_Stated problem:_ The complete listing should be restated exactly.

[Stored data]
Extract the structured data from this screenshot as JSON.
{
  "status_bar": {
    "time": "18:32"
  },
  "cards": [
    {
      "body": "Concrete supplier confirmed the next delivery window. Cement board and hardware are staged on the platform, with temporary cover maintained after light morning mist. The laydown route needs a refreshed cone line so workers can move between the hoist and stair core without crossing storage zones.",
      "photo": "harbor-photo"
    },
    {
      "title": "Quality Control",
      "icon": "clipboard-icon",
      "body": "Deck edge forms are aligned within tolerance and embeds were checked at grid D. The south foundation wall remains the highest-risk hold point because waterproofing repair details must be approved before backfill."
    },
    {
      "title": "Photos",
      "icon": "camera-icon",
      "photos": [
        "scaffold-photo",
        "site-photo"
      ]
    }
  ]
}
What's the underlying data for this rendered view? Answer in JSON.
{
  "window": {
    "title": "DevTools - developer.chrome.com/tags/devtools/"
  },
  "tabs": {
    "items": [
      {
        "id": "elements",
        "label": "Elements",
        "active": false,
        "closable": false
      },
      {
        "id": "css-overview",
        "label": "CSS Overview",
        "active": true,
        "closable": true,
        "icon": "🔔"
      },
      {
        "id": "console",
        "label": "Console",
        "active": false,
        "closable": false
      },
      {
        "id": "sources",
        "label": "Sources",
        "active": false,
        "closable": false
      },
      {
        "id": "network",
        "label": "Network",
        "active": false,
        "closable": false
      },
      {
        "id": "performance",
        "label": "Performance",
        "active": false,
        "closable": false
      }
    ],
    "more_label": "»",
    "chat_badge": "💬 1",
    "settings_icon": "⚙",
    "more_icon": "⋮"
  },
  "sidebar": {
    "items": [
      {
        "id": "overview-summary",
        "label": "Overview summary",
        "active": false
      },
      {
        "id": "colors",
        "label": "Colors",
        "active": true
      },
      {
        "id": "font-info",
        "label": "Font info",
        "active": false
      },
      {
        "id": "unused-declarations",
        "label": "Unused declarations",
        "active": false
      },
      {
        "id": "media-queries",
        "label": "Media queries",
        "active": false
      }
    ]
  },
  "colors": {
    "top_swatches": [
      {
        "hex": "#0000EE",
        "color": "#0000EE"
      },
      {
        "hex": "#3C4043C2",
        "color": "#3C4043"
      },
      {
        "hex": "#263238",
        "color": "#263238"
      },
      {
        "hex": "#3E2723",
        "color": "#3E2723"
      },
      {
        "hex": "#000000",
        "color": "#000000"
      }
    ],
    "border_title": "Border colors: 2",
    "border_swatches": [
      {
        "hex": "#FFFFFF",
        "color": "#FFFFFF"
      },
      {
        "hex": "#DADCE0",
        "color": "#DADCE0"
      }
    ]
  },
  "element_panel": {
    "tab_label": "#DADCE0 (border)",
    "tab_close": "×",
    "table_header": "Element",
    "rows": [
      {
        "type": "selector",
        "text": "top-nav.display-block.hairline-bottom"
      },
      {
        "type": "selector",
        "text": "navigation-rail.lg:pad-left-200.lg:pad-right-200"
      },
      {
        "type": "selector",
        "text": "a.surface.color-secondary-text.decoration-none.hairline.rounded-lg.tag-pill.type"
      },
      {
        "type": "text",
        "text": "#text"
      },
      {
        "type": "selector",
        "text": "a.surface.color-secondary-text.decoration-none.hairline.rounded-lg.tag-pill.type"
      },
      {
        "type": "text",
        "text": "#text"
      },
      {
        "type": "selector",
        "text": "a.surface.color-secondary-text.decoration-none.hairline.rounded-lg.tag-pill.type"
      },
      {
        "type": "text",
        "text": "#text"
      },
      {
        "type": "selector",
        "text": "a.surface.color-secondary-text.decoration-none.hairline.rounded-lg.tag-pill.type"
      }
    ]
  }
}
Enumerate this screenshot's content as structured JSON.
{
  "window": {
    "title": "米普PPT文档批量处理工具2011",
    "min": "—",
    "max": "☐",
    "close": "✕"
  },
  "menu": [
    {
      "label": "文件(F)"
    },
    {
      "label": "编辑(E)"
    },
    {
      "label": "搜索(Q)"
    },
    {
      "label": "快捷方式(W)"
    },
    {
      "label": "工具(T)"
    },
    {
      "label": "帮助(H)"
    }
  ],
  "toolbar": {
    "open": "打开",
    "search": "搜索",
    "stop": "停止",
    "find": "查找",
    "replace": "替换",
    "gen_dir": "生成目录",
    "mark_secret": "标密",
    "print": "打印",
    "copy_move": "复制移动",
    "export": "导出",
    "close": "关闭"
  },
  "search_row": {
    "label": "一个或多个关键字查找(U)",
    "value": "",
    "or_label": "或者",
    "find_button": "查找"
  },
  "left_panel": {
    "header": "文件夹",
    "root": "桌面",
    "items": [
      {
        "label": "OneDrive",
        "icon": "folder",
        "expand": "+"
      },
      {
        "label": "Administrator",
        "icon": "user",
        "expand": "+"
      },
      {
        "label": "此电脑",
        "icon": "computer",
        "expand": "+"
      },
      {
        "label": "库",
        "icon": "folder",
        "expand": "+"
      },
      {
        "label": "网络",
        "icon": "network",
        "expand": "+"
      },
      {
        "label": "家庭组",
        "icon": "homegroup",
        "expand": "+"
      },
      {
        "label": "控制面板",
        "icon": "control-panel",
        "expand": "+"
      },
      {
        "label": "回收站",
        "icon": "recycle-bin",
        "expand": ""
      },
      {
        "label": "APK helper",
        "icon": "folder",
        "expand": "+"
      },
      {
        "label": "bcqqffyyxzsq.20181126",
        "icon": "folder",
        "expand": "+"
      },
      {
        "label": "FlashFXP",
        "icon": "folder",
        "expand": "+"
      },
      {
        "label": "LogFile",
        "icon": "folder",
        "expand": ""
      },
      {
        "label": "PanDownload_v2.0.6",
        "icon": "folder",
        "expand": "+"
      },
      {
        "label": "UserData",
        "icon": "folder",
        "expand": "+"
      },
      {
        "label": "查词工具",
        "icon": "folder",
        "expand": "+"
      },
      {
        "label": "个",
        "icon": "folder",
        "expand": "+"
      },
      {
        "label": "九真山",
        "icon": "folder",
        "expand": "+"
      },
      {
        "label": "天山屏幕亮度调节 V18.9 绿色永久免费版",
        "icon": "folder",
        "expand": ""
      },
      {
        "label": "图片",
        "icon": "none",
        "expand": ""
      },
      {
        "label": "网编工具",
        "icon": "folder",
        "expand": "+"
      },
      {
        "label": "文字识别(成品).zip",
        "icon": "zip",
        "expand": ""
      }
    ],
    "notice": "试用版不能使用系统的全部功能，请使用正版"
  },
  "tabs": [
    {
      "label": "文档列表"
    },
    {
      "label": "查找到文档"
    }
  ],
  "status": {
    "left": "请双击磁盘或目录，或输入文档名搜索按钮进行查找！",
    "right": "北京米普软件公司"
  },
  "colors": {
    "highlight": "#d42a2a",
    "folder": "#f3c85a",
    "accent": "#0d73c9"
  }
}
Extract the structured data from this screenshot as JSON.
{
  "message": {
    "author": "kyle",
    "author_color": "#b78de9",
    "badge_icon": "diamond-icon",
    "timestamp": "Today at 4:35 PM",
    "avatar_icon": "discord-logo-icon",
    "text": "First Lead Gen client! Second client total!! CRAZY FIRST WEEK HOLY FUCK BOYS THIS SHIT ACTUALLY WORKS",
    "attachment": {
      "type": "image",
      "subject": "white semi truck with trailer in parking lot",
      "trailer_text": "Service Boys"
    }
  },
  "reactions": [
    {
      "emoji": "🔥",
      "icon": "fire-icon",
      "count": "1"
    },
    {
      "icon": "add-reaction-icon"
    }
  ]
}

_Exercise solution:_
Extract the structured data from this screenshot as JSON.
{
  "status_bar": {
    "time": "18:32"
  },
  "cards": [
    {
      "body": "Concrete supplier confirmed the next delivery window. Cement board and hardware are staged on the platform, with temporary cover maintained after light morning mist. The laydown route needs a refreshed cone line so workers can move between the hoist and stair core without crossing storage zones.",
      "photo": "harbor-photo"
    },
    {
      "title": "Quality Control",
      "icon": "clipboard-icon",
      "body": "Deck edge forms are aligned within tolerance and embeds were checked at grid D. The south foundation wall remains the highest-risk hold point because waterproofing repair details must be approved before backfill."
    },
    {
      "title": "Photos",
      "icon": "camera-icon",
      "photos": [
        "scaffold-photo",
        "site-photo"
      ]
    }
  ]
}
What's the underlying data for this rendered view? Answer in JSON.
{
  "window": {
    "title": "DevTools - developer.chrome.com/tags/devtools/"
  },
  "tabs": {
    "items": [
      {
        "id": "elements",
        "label": "Elements",
        "active": false,
        "closable": false
      },
      {
        "id": "css-overview",
        "label": "CSS Overview",
        "active": true,
        "closable": true,
        "icon": "🔔"
      },
      {
        "id": "console",
        "label": "Console",
        "active": false,
        "closable": false
      },
      {
        "id": "sources",
        "label": "Sources",
        "active": false,
        "closable": false
      },
      {
        "id": "network",
        "label": "Network",
        "active": false,
        "closable": false
      },
      {
        "id": "performance",
        "label": "Performance",
        "active": false,
        "closable": false
      }
    ],
    "more_label": "»",
    "chat_badge": "💬 1",
    "settings_icon": "⚙",
    "more_icon": "⋮"
  },
  "sidebar": {
    "items": [
      {
        "id": "overview-summary",
        "label": "Overview summary",
        "active": false
      },
      {
        "id": "colors",
        "label": "Colors",
        "active": true
      },
      {
        "id": "font-info",
        "label": "Font info",
        "active": false
      },
      {
        "id": "unused-declarations",
        "label": "Unused declarations",
        "active": false
      },
      {
        "id": "media-queries",
        "label": "Media queries",
        "active": false
      }
    ]
  },
  "colors": {
    "top_swatches": [
      {
        "hex": "#0000EE",
        "color": "#0000EE"
      },
      {
        "hex": "#3C4043C2",
        "color": "#3C4043"
      },
      {
        "hex": "#263238",
        "color": "#263238"
      },
      {
        "hex": "#3E2723",
        "color": "#3E2723"
      },
      {
        "hex": "#000000",
        "color": "#000000"
      }
    ],
    "border_title": "Border colors: 2",
    "border_swatches": [
      {
        "hex": "#FFFFFF",
        "color": "#FFFFFF"
      },
      {
        "hex": "#DADCE0",
        "color": "#DADCE0"
      }
    ]
  },
  "element_panel": {
    "tab_label": "#DADCE0 (border)",
    "tab_close": "×",
    "table_header": "Element",
    "rows": [
      {
        "type": "selector",
        "text": "top-nav.display-block.hairline-bottom"
      },
      {
        "type": "selector",
        "text": "navigation-rail.lg:pad-left-200.lg:pad-right-200"
      },
      {
        "type": "selector",
        "text": "a.surface.color-secondary-text.decoration-none.hairline.rounded-lg.tag-pill.type"
      },
      {
        "type": "text",
        "text": "#text"
      },
      {
        "type": "selector",
        "text": "a.surface.color-secondary-text.decoration-none.hairline.rounded-lg.tag-pill.type"
      },
      {
        "type": "text",
        "text": "#text"
      },
      {
        "type": "selector",
        "text": "a.surface.color-secondary-text.decoration-none.hairline.rounded-lg.tag-pill.type"
      },
      {
        "type": "text",
        "text": "#text"
      },
      {
        "type": "selector",
        "text": "a.surface.color-secondary-text.decoration-none.hairline.rounded-lg.tag-pill.type"
      }
    ]
  }
}
Enumerate this screenshot's content as structured JSON.
{
  "window": {
    "title": "米普PPT文档批量处理工具2011",
    "min": "—",
    "max": "☐",
    "close": "✕"
  },
  "menu": [
    {
      "label": "文件(F)"
    },
    {
      "label": "编辑(E)"
    },
    {
      "label": "搜索(Q)"
    },
    {
      "label": "快捷方式(W)"
    },
    {
      "label": "工具(T)"
    },
    {
      "label": "帮助(H)"
    }
  ],
  "toolbar": {
    "open": "打开",
    "search": "搜索",
    "stop": "停止",
    "find": "查找",
    "replace": "替换",
    "gen_dir": "生成目录",
    "mark_secret": "标密",
    "print": "打印",
    "copy_move": "复制移动",
    "export": "导出",
    "close": "关闭"
  },
  "search_row": {
    "label": "一个或多个关键字查找(U)",
    "value": "",
    "or_label": "或者",
    "find_button": "查找"
  },
  "left_panel": {
    "header": "文件夹",
    "root": "桌面",
    "items": [
      {
        "label": "OneDrive",
        "icon": "folder",
        "expand": "+"
      },
      {
        "label": "Administrator",
        "icon": "user",
        "expand": "+"
      },
      {
        "label": "此电脑",
        "icon": "computer",
        "expand": "+"
      },
      {
        "label": "库",
        "icon": "folder",
        "expand": "+"
      },
      {
        "label": "网络",
        "icon": "network",
        "expand": "+"
      },
      {
        "label": "家庭组",
        "icon": "homegroup",
        "expand": "+"
      },
      {
        "label": "控制面板",
        "icon": "control-panel",
        "expand": "+"
      },
      {
        "label": "回收站",
        "icon": "recycle-bin",
        "expand": ""
      },
      {
        "label": "APK helper",
        "icon": "folder",
        "expand": "+"
      },
      {
        "label": "bcqqffyyxzsq.20181126",
        "icon": "folder",
        "expand": "+"
      },
      {
        "label": "FlashFXP",
        "icon": "folder",
        "expand": "+"
      },
      {
        "label": "LogFile",
        "icon": "folder",
        "expand": ""
      },
      {
        "label": "PanDownload_v2.0.6",
        "icon": "folder",
        "expand": "+"
      },
      {
        "label": "UserData",
        "icon": "folder",
        "expand": "+"
      },
      {
        "label": "查词工具",
        "icon": "folder",
        "expand": "+"
      },
      {
        "label": "个",
        "icon": "folder",
        "expand": "+"
      },
      {
        "label": "九真山",
        "icon": "folder",
        "expand": "+"
      },
      {
        "label": "天山屏幕亮度调节 V18.9 绿色永久免费版",
        "icon": "folder",
        "expand": ""
      },
      {
        "label": "图片",
        "icon": "none",
        "expand": ""
      },
      {
        "label": "网编工具",
        "icon": "folder",
        "expand": "+"
      },
      {
        "label": "文字识别(成品).zip",
        "icon": "zip",
        "expand": ""
      }
    ],
    "notice": "试用版不能使用系统的全部功能，请使用正版"
  },
  "tabs": [
    {
      "label": "文档列表"
    },
    {
      "label": "查找到文档"
    }
  ],
  "status": {
    "left": "请双击磁盘或目录，或输入文档名搜索按钮进行查找！",
    "right": "北京米普软件公司"
  },
  "colors": {
    "highlight": "#d42a2a",
    "folder": "#f3c85a",
    "accent": "#0d73c9"
  }
}
Extract the structured data from this screenshot as JSON.
{
  "message": {
    "author": "kyle",
    "author_color": "#b78de9",
    "badge_icon": "diamond-icon",
    "timestamp": "Today at 4:35 PM",
    "avatar_icon": "discord-logo-icon",
    "text": "First Lead Gen client! Second client total!! CRAZY FIRST WEEK HOLY FUCK BOYS THIS SHIT ACTUALLY WORKS",
    "attachment": {
      "type": "image",
      "subject": "white semi truck with trailer in parking lot",
      "trailer_text": "Service Boys"
    }
  },
  "reactions": [
    {
      "emoji": "🔥",
      "icon": "fire-icon",
      "count": "1"
    },
    {
      "icon": "add-reaction-icon"
    }
  ]
}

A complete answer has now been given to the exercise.